Aim →
Quote the data below in full, minus the images.

Given information →
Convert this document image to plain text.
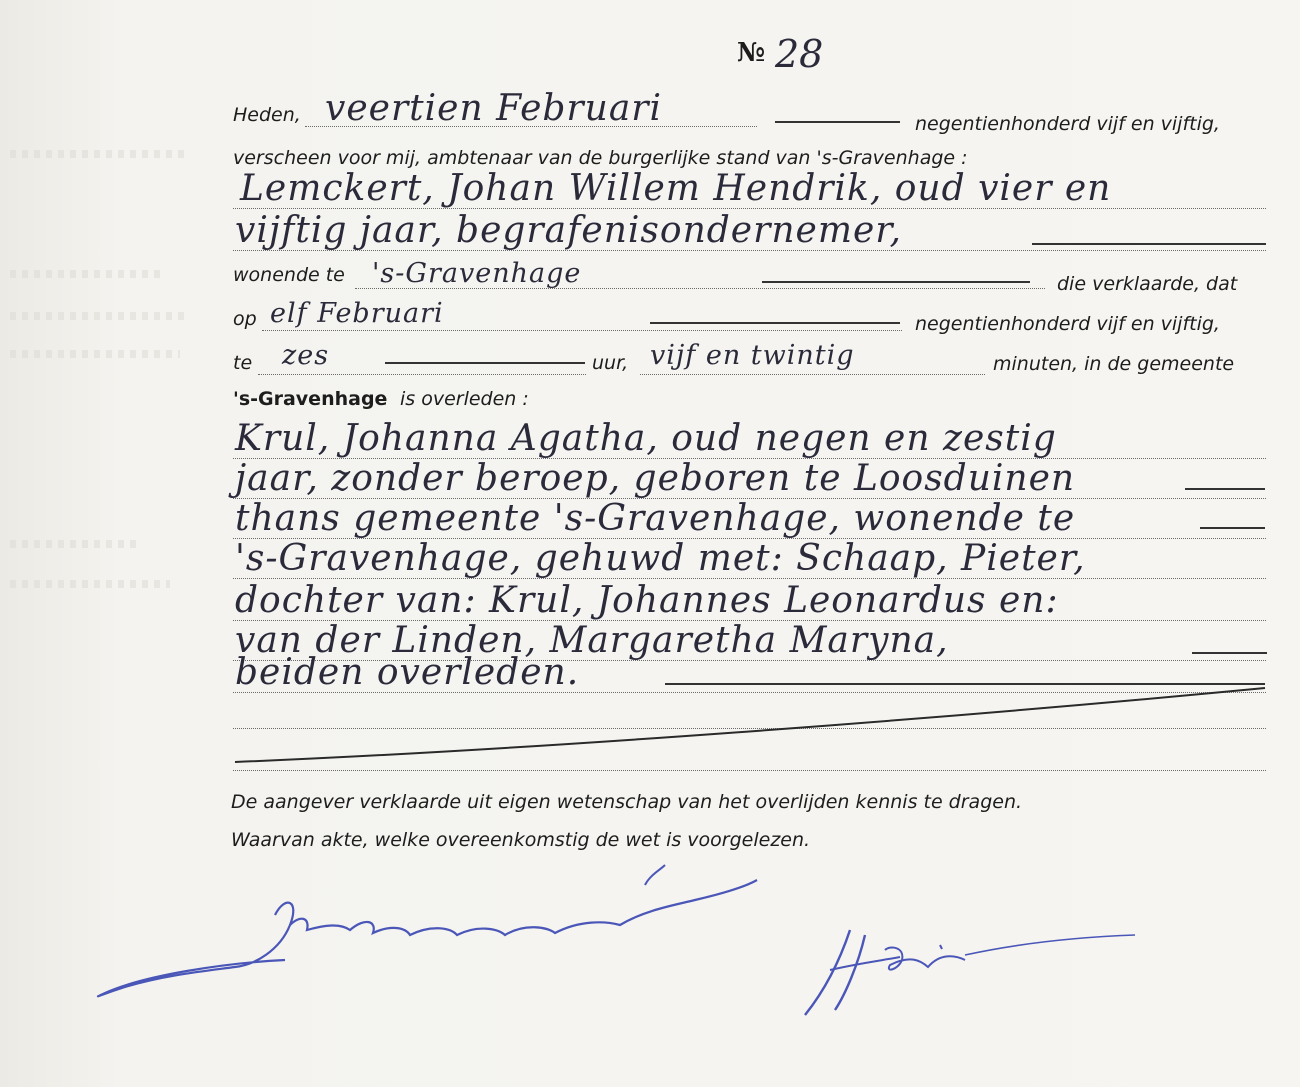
№ 28
Heden, veertien Februari	negentienhonderd vijf en vijftig,
verscheen voor mij, ambtenaar van de burgerlijke stand van 's-Gravenhage :
Lemckert, Johan Willem Hendrik, oud vier en
vijftig jaar, begrafenisondernemer,
wonende te 's-Gravenhage	die verklaarde, dat
op elf Februari	negentienhonderd vijf en vijftig,
te zes	uur, vijf en twintig	minuten, in de gemeente
's-Gravenhage is overleden :
Krul, Johanna Agatha, oud negen en zestig
jaar, zonder beroep, geboren te Loosduinen
thans gemeente 's-Gravenhage, wonende te
's-Gravenhage, gehuwd met: Schaap, Pieter,
dochter van: Krul, Johannes Leonardus en:
van der Linden, Margaretha Maryna,
beiden overleden.
De aangever verklaarde uit eigen wetenschap van het overlijden kennis te dragen.
Waarvan akte, welke overeenkomstig de wet is voorgelezen.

Task answer →
Convert this document image to plain text.
№ 28
Heden, veertien Februari	negentienhonderd vijf en vijftig,
verscheen voor mij, ambtenaar van de burgerlijke stand van 's-Gravenhage :
Lemckert, Johan Willem Hendrik, oud vier en
vijftig jaar, begrafenisondernemer,
wonende te 's-Gravenhage	die verklaarde, dat
op elf Februari	negentienhonderd vijf en vijftig,
te zes	uur, vijf en twintig	minuten, in de gemeente
's-Gravenhage is overleden :
Krul, Johanna Agatha, oud negen en zestig
jaar, zonder beroep, geboren te Loosduinen
thans gemeente 's-Gravenhage, wonende te
's-Gravenhage, gehuwd met: Schaap, Pieter,
dochter van: Krul, Johannes Leonardus en:
van der Linden, Margaretha Maryna,
beiden overleden.
De aangever verklaarde uit eigen wetenschap van het overlijden kennis te dragen.
Waarvan akte, welke overeenkomstig de wet is voorgelezen.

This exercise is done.